CHALLENGE:
Repeat the data word for word. Do not include the pictures.

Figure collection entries
● ● ● ●
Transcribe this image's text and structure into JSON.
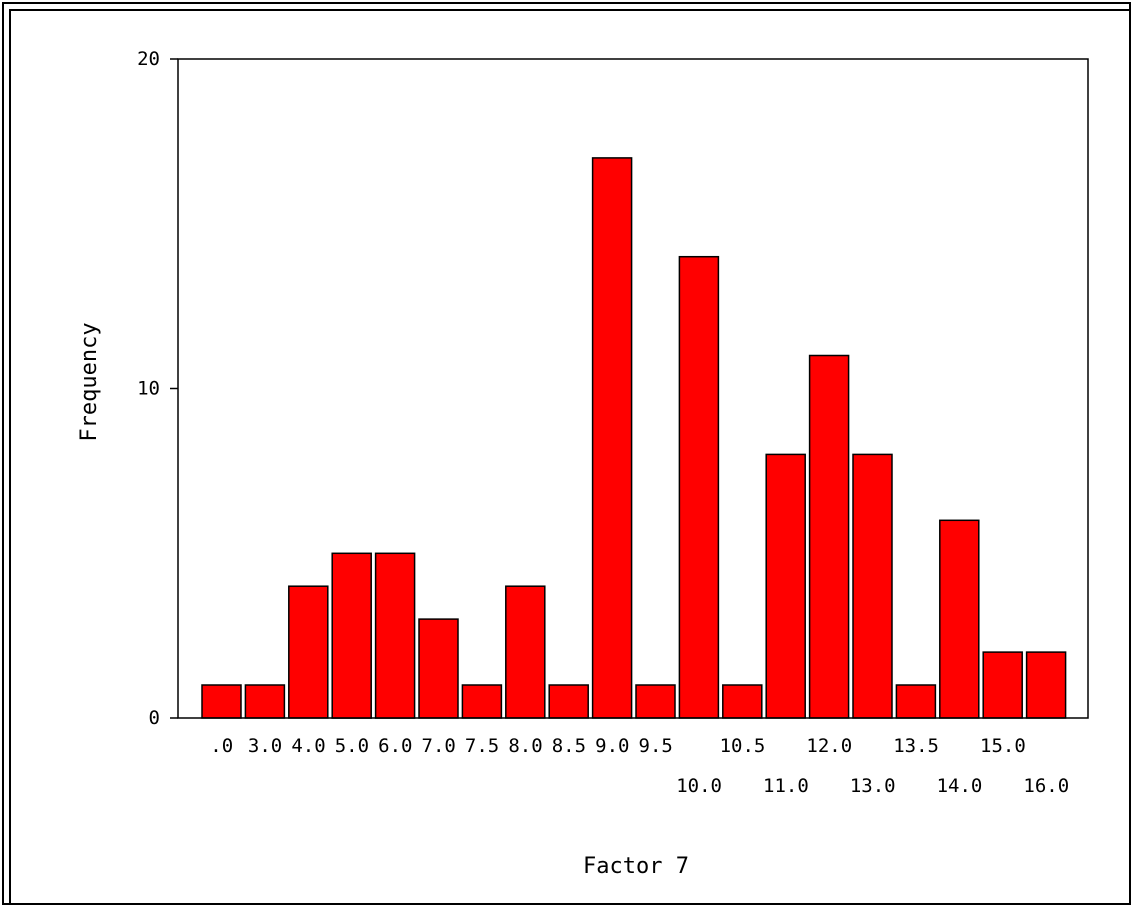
{
  "chart_data": {
    "type": "bar",
    "xlabel": "Factor 7",
    "ylabel": "Frequency",
    "ylim": [
      0,
      20
    ],
    "yticks": [
      "0",
      "10",
      "20"
    ],
    "grid": false,
    "bar_color": "#ff0000",
    "categories": [
      ".0",
      "3.0",
      "4.0",
      "5.0",
      "6.0",
      "7.0",
      "7.5",
      "8.0",
      "8.5",
      "9.0",
      "9.5",
      "10.0",
      "10.5",
      "11.0",
      "12.0",
      "13.0",
      "13.5",
      "14.0",
      "15.0",
      "16.0"
    ],
    "values": [
      1,
      1,
      4,
      5,
      5,
      3,
      1,
      4,
      1,
      17,
      1,
      14,
      1,
      8,
      11,
      8,
      1,
      6,
      2,
      2
    ]
  }
}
● ● ● ●
EXERCISE RESPONSE:
Transcribe this image's text and structure into JSON.
{
  "chart_data": {
    "type": "bar",
    "xlabel": "Factor 7",
    "ylabel": "Frequency",
    "ylim": [
      0,
      20
    ],
    "yticks": [
      "0",
      "10",
      "20"
    ],
    "grid": false,
    "bar_color": "#ff0000",
    "categories": [
      ".0",
      "3.0",
      "4.0",
      "5.0",
      "6.0",
      "7.0",
      "7.5",
      "8.0",
      "8.5",
      "9.0",
      "9.5",
      "10.0",
      "10.5",
      "11.0",
      "12.0",
      "13.0",
      "13.5",
      "14.0",
      "15.0",
      "16.0"
    ],
    "values": [
      1,
      1,
      4,
      5,
      5,
      3,
      1,
      4,
      1,
      17,
      1,
      14,
      1,
      8,
      11,
      8,
      1,
      6,
      2,
      2
    ]
  }
}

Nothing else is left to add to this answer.